### [Aim of the task]
Write out the entries below once more, exactly, with the pictures left out.

### [Data lines]
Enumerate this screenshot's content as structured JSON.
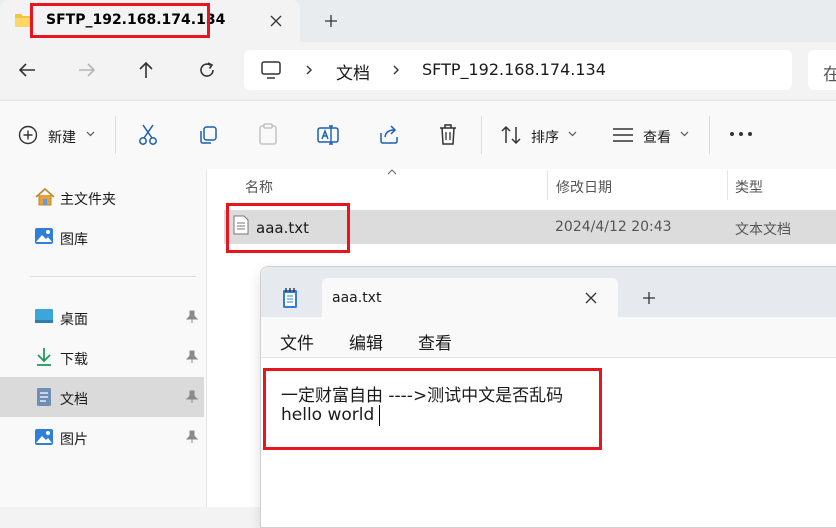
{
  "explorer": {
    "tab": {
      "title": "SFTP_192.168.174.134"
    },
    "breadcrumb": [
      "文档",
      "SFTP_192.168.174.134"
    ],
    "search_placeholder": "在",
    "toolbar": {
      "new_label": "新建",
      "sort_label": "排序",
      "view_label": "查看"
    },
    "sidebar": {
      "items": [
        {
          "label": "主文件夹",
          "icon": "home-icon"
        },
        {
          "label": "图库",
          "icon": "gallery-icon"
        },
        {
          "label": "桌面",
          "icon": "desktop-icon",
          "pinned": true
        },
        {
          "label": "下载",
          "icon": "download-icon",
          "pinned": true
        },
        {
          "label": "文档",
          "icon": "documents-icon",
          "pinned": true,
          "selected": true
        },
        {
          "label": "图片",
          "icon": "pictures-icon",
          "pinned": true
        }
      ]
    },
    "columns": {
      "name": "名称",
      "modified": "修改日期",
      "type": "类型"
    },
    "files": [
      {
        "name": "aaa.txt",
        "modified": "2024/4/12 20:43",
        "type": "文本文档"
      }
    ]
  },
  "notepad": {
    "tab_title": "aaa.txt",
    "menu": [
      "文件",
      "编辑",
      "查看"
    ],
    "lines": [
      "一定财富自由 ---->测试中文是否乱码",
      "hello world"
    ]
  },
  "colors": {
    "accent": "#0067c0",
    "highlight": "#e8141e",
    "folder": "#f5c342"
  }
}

### [Exercise response]
Enumerate this screenshot's content as structured JSON.
{
  "explorer": {
    "tab": {
      "title": "SFTP_192.168.174.134"
    },
    "breadcrumb": [
      "文档",
      "SFTP_192.168.174.134"
    ],
    "search_placeholder": "在",
    "toolbar": {
      "new_label": "新建",
      "sort_label": "排序",
      "view_label": "查看"
    },
    "sidebar": {
      "items": [
        {
          "label": "主文件夹",
          "icon": "home-icon"
        },
        {
          "label": "图库",
          "icon": "gallery-icon"
        },
        {
          "label": "桌面",
          "icon": "desktop-icon",
          "pinned": true
        },
        {
          "label": "下载",
          "icon": "download-icon",
          "pinned": true
        },
        {
          "label": "文档",
          "icon": "documents-icon",
          "pinned": true,
          "selected": true
        },
        {
          "label": "图片",
          "icon": "pictures-icon",
          "pinned": true
        }
      ]
    },
    "columns": {
      "name": "名称",
      "modified": "修改日期",
      "type": "类型"
    },
    "files": [
      {
        "name": "aaa.txt",
        "modified": "2024/4/12 20:43",
        "type": "文本文档"
      }
    ]
  },
  "notepad": {
    "tab_title": "aaa.txt",
    "menu": [
      "文件",
      "编辑",
      "查看"
    ],
    "lines": [
      "一定财富自由 ---->测试中文是否乱码",
      "hello world"
    ]
  },
  "colors": {
    "accent": "#0067c0",
    "highlight": "#e8141e",
    "folder": "#f5c342"
  }
}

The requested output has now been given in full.